== RECORDS PROVIDED ==
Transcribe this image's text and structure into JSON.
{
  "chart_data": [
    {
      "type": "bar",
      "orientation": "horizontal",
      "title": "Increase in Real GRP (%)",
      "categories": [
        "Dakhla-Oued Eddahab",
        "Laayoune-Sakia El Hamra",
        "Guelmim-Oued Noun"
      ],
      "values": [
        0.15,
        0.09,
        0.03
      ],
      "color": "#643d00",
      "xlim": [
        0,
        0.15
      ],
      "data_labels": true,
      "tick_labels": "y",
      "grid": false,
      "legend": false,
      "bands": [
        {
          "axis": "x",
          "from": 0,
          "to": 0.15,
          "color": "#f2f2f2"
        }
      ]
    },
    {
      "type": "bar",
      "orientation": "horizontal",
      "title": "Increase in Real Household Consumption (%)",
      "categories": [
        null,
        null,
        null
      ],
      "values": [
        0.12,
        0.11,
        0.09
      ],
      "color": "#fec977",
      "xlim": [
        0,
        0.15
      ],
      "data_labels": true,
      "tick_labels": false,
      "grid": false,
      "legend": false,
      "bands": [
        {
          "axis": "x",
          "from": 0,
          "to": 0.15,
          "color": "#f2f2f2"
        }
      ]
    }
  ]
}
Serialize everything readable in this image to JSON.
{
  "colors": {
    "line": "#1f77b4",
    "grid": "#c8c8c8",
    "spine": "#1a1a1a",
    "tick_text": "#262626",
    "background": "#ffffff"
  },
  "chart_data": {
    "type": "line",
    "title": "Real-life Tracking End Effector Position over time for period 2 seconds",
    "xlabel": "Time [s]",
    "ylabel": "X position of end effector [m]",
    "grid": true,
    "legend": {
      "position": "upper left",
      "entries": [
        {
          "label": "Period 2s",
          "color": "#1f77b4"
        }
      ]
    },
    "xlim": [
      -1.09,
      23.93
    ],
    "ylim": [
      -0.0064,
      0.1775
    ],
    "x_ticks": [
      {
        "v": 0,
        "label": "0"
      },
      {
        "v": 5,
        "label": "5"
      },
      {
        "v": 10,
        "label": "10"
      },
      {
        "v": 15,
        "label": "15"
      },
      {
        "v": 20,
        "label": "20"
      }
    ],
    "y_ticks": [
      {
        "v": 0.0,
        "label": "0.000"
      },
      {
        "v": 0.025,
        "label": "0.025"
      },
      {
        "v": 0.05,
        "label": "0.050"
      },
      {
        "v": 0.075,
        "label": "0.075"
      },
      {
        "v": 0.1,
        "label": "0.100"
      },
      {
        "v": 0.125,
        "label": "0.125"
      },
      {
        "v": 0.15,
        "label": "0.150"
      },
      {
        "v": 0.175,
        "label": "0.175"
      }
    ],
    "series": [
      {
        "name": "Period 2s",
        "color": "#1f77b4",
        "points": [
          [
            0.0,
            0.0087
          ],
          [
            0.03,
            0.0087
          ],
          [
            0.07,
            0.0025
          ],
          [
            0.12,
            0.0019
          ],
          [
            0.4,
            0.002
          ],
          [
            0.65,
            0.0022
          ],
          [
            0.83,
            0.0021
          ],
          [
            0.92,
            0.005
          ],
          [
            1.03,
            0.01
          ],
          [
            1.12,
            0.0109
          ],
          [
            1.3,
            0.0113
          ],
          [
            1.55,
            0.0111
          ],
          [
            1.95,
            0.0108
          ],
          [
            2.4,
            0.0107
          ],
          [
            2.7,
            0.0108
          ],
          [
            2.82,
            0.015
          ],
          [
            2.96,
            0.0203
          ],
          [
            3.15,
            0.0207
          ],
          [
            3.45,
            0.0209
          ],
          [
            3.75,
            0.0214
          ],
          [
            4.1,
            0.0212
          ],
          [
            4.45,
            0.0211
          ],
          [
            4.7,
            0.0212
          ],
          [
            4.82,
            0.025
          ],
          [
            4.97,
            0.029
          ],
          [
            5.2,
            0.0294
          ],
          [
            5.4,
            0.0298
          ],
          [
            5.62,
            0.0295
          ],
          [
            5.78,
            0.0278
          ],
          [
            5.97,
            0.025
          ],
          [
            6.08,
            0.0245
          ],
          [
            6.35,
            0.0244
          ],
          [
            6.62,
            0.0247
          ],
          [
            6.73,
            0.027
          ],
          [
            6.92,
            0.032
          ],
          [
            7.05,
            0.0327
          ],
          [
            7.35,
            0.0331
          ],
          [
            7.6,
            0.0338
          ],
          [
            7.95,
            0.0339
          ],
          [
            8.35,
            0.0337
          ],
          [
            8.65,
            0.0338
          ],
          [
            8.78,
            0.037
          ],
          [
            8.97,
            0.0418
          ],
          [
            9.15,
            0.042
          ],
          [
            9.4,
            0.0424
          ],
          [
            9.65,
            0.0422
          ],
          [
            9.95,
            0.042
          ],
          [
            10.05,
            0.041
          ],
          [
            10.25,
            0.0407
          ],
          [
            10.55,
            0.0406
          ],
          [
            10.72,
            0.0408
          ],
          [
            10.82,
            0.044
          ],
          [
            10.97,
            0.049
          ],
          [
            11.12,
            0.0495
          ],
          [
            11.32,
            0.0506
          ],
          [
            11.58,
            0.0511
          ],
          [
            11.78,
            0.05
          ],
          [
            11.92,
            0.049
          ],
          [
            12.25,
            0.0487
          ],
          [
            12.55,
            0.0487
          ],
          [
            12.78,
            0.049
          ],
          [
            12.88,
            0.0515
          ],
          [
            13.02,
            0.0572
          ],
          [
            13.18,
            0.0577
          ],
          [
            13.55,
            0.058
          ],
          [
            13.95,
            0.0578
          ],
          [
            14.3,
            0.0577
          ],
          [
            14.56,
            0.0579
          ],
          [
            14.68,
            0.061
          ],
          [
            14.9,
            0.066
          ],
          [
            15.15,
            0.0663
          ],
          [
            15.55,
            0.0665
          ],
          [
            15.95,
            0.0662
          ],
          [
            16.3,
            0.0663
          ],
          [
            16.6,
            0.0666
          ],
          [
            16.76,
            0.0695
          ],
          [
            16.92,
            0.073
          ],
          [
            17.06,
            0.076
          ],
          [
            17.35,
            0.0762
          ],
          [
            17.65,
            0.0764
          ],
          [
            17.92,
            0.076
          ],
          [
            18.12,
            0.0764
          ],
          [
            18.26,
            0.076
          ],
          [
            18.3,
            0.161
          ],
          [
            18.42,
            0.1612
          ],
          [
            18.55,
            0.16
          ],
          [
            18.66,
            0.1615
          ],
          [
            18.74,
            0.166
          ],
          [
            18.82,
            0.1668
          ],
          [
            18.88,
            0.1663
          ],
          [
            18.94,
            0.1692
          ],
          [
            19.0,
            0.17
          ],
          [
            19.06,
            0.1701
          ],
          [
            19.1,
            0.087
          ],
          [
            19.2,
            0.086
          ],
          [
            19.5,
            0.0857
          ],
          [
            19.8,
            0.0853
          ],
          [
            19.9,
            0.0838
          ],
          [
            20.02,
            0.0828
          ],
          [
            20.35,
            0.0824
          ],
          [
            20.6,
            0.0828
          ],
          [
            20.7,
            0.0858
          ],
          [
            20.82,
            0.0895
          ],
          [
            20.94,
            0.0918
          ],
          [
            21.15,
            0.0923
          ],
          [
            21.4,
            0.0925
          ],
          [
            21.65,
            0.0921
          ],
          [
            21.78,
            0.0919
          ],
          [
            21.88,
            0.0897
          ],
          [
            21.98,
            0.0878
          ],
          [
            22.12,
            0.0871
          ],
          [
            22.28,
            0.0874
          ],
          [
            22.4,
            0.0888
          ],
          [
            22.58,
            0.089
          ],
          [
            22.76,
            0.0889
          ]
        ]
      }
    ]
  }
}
===
## AIM
Reproduce each line of the material containing the word "Oued".

## EXERCISE ANSWER
        "Dakhla-Oued Eddahab",
        "Guelmim-Oued Noun"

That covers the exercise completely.